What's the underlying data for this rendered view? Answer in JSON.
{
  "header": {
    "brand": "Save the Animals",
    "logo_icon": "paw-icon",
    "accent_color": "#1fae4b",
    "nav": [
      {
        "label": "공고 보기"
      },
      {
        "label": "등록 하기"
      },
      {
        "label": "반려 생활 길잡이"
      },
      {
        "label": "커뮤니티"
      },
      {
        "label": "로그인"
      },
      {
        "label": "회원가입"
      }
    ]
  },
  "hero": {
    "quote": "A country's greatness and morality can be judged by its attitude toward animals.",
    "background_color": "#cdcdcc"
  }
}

-.-.-

### Goal
Every record should be repeated exactly; please leave none out.

### Worked answer
What's the underlying data for this rendered view? Answer in JSON.
{
  "header": {
    "brand": "Save the Animals",
    "logo_icon": "paw-icon",
    "accent_color": "#1fae4b",
    "nav": [
      {
        "label": "공고 보기"
      },
      {
        "label": "등록 하기"
      },
      {
        "label": "반려 생활 길잡이"
      },
      {
        "label": "커뮤니티"
      },
      {
        "label": "로그인"
      },
      {
        "label": "회원가입"
      }
    ]
  },
  "hero": {
    "quote": "A country's greatness and morality can be judged by its attitude toward animals.",
    "background_color": "#cdcdcc"
  }
}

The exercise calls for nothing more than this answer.